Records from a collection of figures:
────────

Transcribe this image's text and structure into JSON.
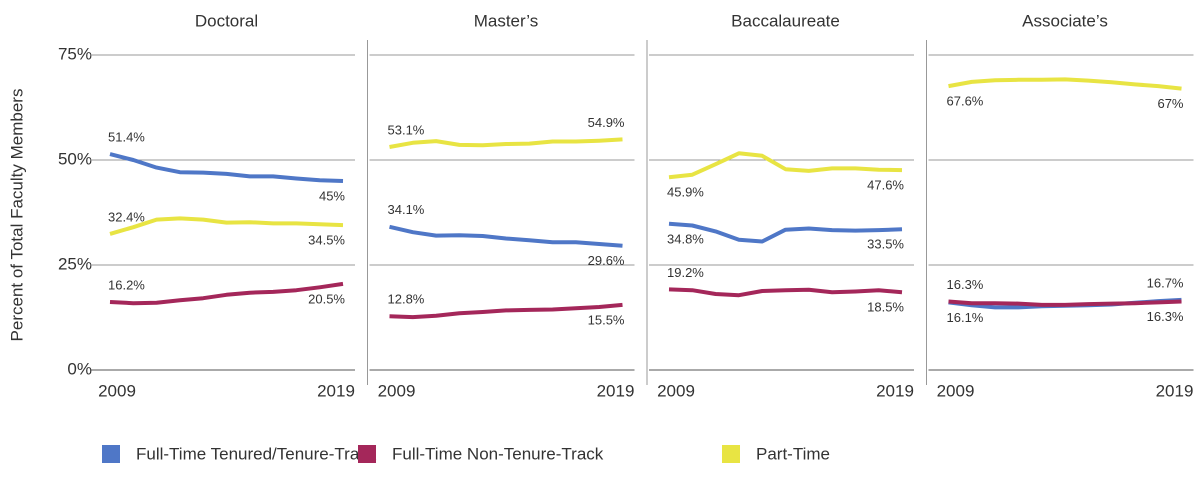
{
  "chart_data": {
    "type": "line",
    "ylabel": "Percent of Total Faculty Members",
    "ylim": [
      0,
      75
    ],
    "yticks": [
      {
        "value": 0,
        "label": "0%"
      },
      {
        "value": 25,
        "label": "25%"
      },
      {
        "value": 50,
        "label": "50%"
      },
      {
        "value": 75,
        "label": "75%"
      }
    ],
    "xlim": [
      2009,
      2019
    ],
    "xticks": [
      2009,
      2019
    ],
    "x": [
      2009,
      2010,
      2011,
      2012,
      2013,
      2014,
      2015,
      2016,
      2017,
      2018,
      2019
    ],
    "grid": true,
    "series": [
      {
        "name": "Full-Time Tenured/Tenure-Track",
        "color": "#4f77c7"
      },
      {
        "name": "Full-Time Non-Tenure-Track",
        "color": "#a4275a"
      },
      {
        "name": "Part-Time",
        "color": "#e8e443"
      }
    ],
    "panels": [
      {
        "title": "Doctoral",
        "series": [
          {
            "values": [
              51.4,
              50,
              48.2,
              47.1,
              47,
              46.7,
              46.1,
              46.1,
              45.6,
              45.2,
              45
            ],
            "value_labels": [
              "51.4%",
              null,
              null,
              null,
              null,
              null,
              null,
              null,
              null,
              null,
              "45%"
            ]
          },
          {
            "values": [
              16.2,
              15.9,
              16,
              16.6,
              17.1,
              17.9,
              18.4,
              18.6,
              19,
              19.7,
              20.5
            ],
            "value_labels": [
              "16.2%",
              null,
              null,
              null,
              null,
              null,
              null,
              null,
              null,
              null,
              "20.5%"
            ]
          },
          {
            "values": [
              32.4,
              34,
              35.8,
              36.1,
              35.8,
              35.1,
              35.2,
              34.9,
              34.9,
              34.7,
              34.5
            ],
            "value_labels": [
              "32.4%",
              null,
              null,
              null,
              null,
              null,
              null,
              null,
              null,
              null,
              "34.5%"
            ]
          }
        ]
      },
      {
        "title": "Master’s",
        "series": [
          {
            "values": [
              34.1,
              32.8,
              32,
              32.1,
              31.9,
              31.3,
              30.9,
              30.4,
              30.4,
              30,
              29.6
            ],
            "value_labels": [
              "34.1%",
              null,
              null,
              null,
              null,
              null,
              null,
              null,
              null,
              null,
              "29.6%"
            ]
          },
          {
            "values": [
              12.8,
              12.6,
              12.9,
              13.5,
              13.8,
              14.2,
              14.3,
              14.4,
              14.7,
              15,
              15.5
            ],
            "value_labels": [
              "12.8%",
              null,
              null,
              null,
              null,
              null,
              null,
              null,
              null,
              null,
              "15.5%"
            ]
          },
          {
            "values": [
              53.1,
              54.1,
              54.5,
              53.6,
              53.5,
              53.8,
              53.9,
              54.4,
              54.4,
              54.6,
              54.9
            ],
            "value_labels": [
              "53.1%",
              null,
              null,
              null,
              null,
              null,
              null,
              null,
              null,
              null,
              "54.9%"
            ]
          }
        ]
      },
      {
        "title": "Baccalaureate",
        "series": [
          {
            "values": [
              34.8,
              34.4,
              33,
              31,
              30.6,
              33.4,
              33.7,
              33.3,
              33.2,
              33.3,
              33.5
            ],
            "value_labels": [
              "34.8%",
              null,
              null,
              null,
              null,
              null,
              null,
              null,
              null,
              null,
              "33.5%"
            ]
          },
          {
            "values": [
              19.2,
              19,
              18.1,
              17.8,
              18.8,
              19,
              19.1,
              18.5,
              18.7,
              19,
              18.5
            ],
            "value_labels": [
              "19.2%",
              null,
              null,
              null,
              null,
              null,
              null,
              null,
              null,
              null,
              "18.5%"
            ]
          },
          {
            "values": [
              45.9,
              46.5,
              49,
              51.6,
              51,
              47.8,
              47.4,
              48,
              48,
              47.7,
              47.6
            ],
            "value_labels": [
              "45.9%",
              null,
              null,
              null,
              null,
              null,
              null,
              null,
              null,
              null,
              "47.6%"
            ]
          }
        ]
      },
      {
        "title": "Associate’s",
        "series": [
          {
            "values": [
              16.1,
              15.4,
              14.9,
              14.9,
              15.2,
              15.3,
              15.4,
              15.6,
              16,
              16.4,
              16.7
            ],
            "value_labels": [
              "16.1%",
              null,
              null,
              null,
              null,
              null,
              null,
              null,
              null,
              null,
              "16.7%"
            ]
          },
          {
            "values": [
              16.3,
              15.9,
              15.9,
              15.8,
              15.5,
              15.5,
              15.7,
              15.8,
              15.9,
              16.1,
              16.3
            ],
            "value_labels": [
              "16.3%",
              null,
              null,
              null,
              null,
              null,
              null,
              null,
              null,
              null,
              "16.3%"
            ]
          },
          {
            "values": [
              67.6,
              68.6,
              69,
              69.1,
              69.1,
              69.2,
              68.9,
              68.5,
              68,
              67.6,
              67
            ],
            "value_labels": [
              "67.6%",
              null,
              null,
              null,
              null,
              null,
              null,
              null,
              null,
              null,
              "67%"
            ]
          }
        ]
      }
    ]
  }
}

────────

* [GOAL OF THE EXERCISE]:
Retype all of the entries exactly as written, leaving out any images.

* [PROBLEM SOLUTION]:
Transcribe this image's text and structure into JSON.
{
  "chart_data": {
    "type": "line",
    "ylabel": "Percent of Total Faculty Members",
    "ylim": [
      0,
      75
    ],
    "yticks": [
      {
        "value": 0,
        "label": "0%"
      },
      {
        "value": 25,
        "label": "25%"
      },
      {
        "value": 50,
        "label": "50%"
      },
      {
        "value": 75,
        "label": "75%"
      }
    ],
    "xlim": [
      2009,
      2019
    ],
    "xticks": [
      2009,
      2019
    ],
    "x": [
      2009,
      2010,
      2011,
      2012,
      2013,
      2014,
      2015,
      2016,
      2017,
      2018,
      2019
    ],
    "grid": true,
    "series": [
      {
        "name": "Full-Time Tenured/Tenure-Track",
        "color": "#4f77c7"
      },
      {
        "name": "Full-Time Non-Tenure-Track",
        "color": "#a4275a"
      },
      {
        "name": "Part-Time",
        "color": "#e8e443"
      }
    ],
    "panels": [
      {
        "title": "Doctoral",
        "series": [
          {
            "values": [
              51.4,
              50,
              48.2,
              47.1,
              47,
              46.7,
              46.1,
              46.1,
              45.6,
              45.2,
              45
            ],
            "value_labels": [
              "51.4%",
              null,
              null,
              null,
              null,
              null,
              null,
              null,
              null,
              null,
              "45%"
            ]
          },
          {
            "values": [
              16.2,
              15.9,
              16,
              16.6,
              17.1,
              17.9,
              18.4,
              18.6,
              19,
              19.7,
              20.5
            ],
            "value_labels": [
              "16.2%",
              null,
              null,
              null,
              null,
              null,
              null,
              null,
              null,
              null,
              "20.5%"
            ]
          },
          {
            "values": [
              32.4,
              34,
              35.8,
              36.1,
              35.8,
              35.1,
              35.2,
              34.9,
              34.9,
              34.7,
              34.5
            ],
            "value_labels": [
              "32.4%",
              null,
              null,
              null,
              null,
              null,
              null,
              null,
              null,
              null,
              "34.5%"
            ]
          }
        ]
      },
      {
        "title": "Master’s",
        "series": [
          {
            "values": [
              34.1,
              32.8,
              32,
              32.1,
              31.9,
              31.3,
              30.9,
              30.4,
              30.4,
              30,
              29.6
            ],
            "value_labels": [
              "34.1%",
              null,
              null,
              null,
              null,
              null,
              null,
              null,
              null,
              null,
              "29.6%"
            ]
          },
          {
            "values": [
              12.8,
              12.6,
              12.9,
              13.5,
              13.8,
              14.2,
              14.3,
              14.4,
              14.7,
              15,
              15.5
            ],
            "value_labels": [
              "12.8%",
              null,
              null,
              null,
              null,
              null,
              null,
              null,
              null,
              null,
              "15.5%"
            ]
          },
          {
            "values": [
              53.1,
              54.1,
              54.5,
              53.6,
              53.5,
              53.8,
              53.9,
              54.4,
              54.4,
              54.6,
              54.9
            ],
            "value_labels": [
              "53.1%",
              null,
              null,
              null,
              null,
              null,
              null,
              null,
              null,
              null,
              "54.9%"
            ]
          }
        ]
      },
      {
        "title": "Baccalaureate",
        "series": [
          {
            "values": [
              34.8,
              34.4,
              33,
              31,
              30.6,
              33.4,
              33.7,
              33.3,
              33.2,
              33.3,
              33.5
            ],
            "value_labels": [
              "34.8%",
              null,
              null,
              null,
              null,
              null,
              null,
              null,
              null,
              null,
              "33.5%"
            ]
          },
          {
            "values": [
              19.2,
              19,
              18.1,
              17.8,
              18.8,
              19,
              19.1,
              18.5,
              18.7,
              19,
              18.5
            ],
            "value_labels": [
              "19.2%",
              null,
              null,
              null,
              null,
              null,
              null,
              null,
              null,
              null,
              "18.5%"
            ]
          },
          {
            "values": [
              45.9,
              46.5,
              49,
              51.6,
              51,
              47.8,
              47.4,
              48,
              48,
              47.7,
              47.6
            ],
            "value_labels": [
              "45.9%",
              null,
              null,
              null,
              null,
              null,
              null,
              null,
              null,
              null,
              "47.6%"
            ]
          }
        ]
      },
      {
        "title": "Associate’s",
        "series": [
          {
            "values": [
              16.1,
              15.4,
              14.9,
              14.9,
              15.2,
              15.3,
              15.4,
              15.6,
              16,
              16.4,
              16.7
            ],
            "value_labels": [
              "16.1%",
              null,
              null,
              null,
              null,
              null,
              null,
              null,
              null,
              null,
              "16.7%"
            ]
          },
          {
            "values": [
              16.3,
              15.9,
              15.9,
              15.8,
              15.5,
              15.5,
              15.7,
              15.8,
              15.9,
              16.1,
              16.3
            ],
            "value_labels": [
              "16.3%",
              null,
              null,
              null,
              null,
              null,
              null,
              null,
              null,
              null,
              "16.3%"
            ]
          },
          {
            "values": [
              67.6,
              68.6,
              69,
              69.1,
              69.1,
              69.2,
              68.9,
              68.5,
              68,
              67.6,
              67
            ],
            "value_labels": [
              "67.6%",
              null,
              null,
              null,
              null,
              null,
              null,
              null,
              null,
              null,
              "67%"
            ]
          }
        ]
      }
    ]
  }
}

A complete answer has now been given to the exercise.